Exercise aim: Using the material below, copy every line where "клетки" appears.

>> START

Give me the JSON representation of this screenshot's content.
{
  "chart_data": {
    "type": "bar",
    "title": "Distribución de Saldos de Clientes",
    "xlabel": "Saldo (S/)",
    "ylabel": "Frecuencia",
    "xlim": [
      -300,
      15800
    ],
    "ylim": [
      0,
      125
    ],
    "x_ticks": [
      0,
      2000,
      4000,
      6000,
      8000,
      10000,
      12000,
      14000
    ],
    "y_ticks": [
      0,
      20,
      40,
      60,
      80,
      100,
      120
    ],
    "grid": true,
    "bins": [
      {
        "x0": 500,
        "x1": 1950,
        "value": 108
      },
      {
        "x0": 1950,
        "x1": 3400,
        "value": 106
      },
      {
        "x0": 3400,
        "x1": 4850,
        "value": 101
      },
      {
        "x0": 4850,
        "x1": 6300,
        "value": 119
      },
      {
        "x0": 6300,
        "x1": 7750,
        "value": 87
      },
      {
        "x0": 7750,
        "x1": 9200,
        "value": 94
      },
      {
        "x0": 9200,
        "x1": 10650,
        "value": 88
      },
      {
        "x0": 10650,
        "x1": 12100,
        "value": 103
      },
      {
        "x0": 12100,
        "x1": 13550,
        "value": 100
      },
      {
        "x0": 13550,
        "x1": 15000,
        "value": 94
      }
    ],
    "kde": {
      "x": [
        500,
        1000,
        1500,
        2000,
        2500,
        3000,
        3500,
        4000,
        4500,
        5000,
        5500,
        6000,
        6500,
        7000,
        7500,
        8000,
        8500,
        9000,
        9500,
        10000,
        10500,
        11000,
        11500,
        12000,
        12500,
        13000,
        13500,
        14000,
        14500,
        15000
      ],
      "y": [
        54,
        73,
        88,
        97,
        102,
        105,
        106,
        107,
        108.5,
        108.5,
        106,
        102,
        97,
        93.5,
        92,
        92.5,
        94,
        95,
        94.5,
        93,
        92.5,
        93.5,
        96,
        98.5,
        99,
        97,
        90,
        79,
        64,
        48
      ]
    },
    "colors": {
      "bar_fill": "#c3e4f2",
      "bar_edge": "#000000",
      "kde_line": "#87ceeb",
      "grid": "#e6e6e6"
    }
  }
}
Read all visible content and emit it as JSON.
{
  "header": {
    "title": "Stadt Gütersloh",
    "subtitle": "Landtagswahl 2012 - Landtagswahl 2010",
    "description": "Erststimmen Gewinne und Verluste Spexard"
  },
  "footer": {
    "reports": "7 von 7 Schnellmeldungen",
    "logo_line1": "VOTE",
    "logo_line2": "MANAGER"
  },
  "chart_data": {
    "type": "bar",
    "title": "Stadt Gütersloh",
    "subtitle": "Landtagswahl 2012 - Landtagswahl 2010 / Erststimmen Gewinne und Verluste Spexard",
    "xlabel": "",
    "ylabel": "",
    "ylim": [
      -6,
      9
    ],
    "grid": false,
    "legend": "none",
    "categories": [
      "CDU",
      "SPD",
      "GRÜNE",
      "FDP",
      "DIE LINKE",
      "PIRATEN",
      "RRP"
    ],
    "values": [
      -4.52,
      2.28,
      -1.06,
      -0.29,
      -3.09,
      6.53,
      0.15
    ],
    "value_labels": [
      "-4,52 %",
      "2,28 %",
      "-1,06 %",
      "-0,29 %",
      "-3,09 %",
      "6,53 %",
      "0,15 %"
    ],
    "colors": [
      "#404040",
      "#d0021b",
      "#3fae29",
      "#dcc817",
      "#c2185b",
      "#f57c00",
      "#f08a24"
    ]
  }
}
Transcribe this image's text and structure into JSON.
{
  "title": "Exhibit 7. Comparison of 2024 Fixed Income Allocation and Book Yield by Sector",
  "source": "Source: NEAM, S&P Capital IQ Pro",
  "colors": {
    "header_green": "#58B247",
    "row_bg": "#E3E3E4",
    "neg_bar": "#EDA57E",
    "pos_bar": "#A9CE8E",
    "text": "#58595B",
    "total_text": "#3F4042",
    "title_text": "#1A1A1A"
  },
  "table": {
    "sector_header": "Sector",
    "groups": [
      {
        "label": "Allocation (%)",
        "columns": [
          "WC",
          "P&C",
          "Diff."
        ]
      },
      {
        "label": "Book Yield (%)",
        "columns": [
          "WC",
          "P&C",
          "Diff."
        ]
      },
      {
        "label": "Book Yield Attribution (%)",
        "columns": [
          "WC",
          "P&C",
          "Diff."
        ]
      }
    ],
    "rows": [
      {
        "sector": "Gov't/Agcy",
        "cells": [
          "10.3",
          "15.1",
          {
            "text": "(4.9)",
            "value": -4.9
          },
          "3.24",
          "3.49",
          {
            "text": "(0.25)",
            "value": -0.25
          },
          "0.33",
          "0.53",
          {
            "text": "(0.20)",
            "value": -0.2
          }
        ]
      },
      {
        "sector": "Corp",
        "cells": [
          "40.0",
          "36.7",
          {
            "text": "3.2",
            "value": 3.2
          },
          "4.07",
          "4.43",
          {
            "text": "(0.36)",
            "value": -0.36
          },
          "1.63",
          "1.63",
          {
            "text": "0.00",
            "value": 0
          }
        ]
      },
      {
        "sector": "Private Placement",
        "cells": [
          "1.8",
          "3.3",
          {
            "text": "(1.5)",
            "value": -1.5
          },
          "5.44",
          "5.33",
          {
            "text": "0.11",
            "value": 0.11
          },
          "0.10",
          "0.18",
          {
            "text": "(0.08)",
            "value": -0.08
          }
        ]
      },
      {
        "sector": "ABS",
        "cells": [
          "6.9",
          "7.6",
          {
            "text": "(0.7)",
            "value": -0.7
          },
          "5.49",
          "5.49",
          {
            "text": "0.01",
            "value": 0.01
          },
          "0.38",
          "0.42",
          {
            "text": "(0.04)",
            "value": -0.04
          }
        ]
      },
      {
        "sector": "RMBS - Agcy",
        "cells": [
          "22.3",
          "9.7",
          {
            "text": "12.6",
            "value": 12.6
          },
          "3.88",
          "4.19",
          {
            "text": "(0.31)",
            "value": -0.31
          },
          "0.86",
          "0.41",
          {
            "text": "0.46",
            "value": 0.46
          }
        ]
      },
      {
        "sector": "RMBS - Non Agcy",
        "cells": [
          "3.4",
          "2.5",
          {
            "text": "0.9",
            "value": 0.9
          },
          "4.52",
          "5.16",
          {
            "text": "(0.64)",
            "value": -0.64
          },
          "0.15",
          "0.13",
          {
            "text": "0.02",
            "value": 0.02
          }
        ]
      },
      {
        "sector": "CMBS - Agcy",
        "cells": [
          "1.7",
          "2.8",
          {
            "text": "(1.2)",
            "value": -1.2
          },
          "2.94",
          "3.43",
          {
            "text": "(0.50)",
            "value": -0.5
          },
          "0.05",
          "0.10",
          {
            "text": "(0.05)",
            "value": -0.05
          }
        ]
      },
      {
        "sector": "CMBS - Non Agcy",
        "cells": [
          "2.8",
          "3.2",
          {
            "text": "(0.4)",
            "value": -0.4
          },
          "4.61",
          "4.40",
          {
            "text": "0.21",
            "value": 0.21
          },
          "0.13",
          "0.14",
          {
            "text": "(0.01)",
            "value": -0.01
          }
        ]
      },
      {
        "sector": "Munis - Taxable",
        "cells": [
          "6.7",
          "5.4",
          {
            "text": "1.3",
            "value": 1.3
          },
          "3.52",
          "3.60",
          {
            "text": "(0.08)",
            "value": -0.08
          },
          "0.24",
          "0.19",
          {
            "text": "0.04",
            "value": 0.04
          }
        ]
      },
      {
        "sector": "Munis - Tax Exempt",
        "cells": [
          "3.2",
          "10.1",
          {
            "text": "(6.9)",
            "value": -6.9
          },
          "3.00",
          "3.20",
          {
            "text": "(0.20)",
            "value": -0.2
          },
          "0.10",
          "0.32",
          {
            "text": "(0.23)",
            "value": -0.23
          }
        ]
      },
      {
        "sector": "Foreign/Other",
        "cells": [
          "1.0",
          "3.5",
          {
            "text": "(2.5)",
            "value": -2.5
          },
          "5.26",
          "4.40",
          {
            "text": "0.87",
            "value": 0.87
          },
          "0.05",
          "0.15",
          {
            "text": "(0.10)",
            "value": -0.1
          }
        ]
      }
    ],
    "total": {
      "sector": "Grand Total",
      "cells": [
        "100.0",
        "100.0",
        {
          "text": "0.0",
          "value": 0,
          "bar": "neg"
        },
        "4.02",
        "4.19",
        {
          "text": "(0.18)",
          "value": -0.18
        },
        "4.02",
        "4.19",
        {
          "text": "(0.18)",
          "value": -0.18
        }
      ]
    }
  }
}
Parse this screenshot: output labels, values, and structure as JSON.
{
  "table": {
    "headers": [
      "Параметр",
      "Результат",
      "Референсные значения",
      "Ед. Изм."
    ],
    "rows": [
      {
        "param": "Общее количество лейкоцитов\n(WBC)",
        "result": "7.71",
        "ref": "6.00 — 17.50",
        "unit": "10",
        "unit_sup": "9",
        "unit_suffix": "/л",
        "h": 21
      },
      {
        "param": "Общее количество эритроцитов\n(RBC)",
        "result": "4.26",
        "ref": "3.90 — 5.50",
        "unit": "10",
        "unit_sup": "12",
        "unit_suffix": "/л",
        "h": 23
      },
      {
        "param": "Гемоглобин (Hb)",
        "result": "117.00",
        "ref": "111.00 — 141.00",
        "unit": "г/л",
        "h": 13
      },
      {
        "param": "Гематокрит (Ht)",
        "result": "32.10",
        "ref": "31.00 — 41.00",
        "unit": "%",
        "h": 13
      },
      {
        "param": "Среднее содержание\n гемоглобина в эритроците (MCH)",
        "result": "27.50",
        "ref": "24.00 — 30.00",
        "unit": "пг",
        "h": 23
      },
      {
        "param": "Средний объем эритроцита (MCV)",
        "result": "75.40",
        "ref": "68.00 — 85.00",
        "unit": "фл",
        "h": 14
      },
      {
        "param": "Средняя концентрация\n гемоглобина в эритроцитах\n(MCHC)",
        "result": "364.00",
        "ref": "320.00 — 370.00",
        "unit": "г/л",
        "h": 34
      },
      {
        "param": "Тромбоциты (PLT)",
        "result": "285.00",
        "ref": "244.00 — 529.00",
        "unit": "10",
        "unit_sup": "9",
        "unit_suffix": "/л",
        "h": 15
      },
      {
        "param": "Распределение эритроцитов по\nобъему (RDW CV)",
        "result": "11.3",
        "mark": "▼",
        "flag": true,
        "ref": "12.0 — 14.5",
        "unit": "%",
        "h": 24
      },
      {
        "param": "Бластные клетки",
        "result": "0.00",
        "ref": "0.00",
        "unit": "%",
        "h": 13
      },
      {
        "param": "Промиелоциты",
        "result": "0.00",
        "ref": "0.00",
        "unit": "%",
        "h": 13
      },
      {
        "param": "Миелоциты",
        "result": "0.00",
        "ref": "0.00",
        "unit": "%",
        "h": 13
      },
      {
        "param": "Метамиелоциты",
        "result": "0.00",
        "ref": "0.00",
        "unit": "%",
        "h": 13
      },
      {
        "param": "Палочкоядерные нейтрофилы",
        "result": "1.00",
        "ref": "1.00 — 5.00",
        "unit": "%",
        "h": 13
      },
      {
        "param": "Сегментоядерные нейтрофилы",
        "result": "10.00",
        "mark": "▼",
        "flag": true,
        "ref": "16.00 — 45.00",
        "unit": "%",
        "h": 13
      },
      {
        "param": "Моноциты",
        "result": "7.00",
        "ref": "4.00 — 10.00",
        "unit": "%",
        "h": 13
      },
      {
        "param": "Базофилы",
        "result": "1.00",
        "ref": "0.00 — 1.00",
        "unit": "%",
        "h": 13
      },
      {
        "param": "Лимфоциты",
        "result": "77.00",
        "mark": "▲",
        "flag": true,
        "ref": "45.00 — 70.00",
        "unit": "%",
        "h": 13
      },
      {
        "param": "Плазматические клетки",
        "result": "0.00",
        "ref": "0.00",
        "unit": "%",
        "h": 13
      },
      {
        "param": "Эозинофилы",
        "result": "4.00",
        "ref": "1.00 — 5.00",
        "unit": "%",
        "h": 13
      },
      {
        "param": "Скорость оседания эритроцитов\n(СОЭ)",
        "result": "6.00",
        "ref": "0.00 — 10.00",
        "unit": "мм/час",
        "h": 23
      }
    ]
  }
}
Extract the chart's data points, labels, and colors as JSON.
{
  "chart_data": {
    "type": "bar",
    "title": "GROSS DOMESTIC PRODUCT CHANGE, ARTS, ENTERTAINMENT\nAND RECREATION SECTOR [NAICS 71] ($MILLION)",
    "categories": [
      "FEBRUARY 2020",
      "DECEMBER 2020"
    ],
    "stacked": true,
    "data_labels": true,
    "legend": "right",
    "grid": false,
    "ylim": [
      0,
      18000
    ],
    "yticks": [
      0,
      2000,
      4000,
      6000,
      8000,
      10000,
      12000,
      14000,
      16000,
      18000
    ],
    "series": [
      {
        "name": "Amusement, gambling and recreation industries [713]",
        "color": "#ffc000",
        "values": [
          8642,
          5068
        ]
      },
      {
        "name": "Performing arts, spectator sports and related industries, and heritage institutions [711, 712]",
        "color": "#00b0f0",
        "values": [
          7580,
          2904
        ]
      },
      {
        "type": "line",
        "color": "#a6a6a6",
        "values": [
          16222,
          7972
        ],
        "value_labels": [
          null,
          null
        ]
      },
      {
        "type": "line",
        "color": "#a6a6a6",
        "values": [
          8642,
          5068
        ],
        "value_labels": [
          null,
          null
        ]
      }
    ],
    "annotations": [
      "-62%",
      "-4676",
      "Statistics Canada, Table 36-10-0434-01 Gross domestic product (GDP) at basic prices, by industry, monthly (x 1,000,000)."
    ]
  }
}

>> END

The solution:
        "param": "Бластные клетки",
        "param": "Плазматические клетки",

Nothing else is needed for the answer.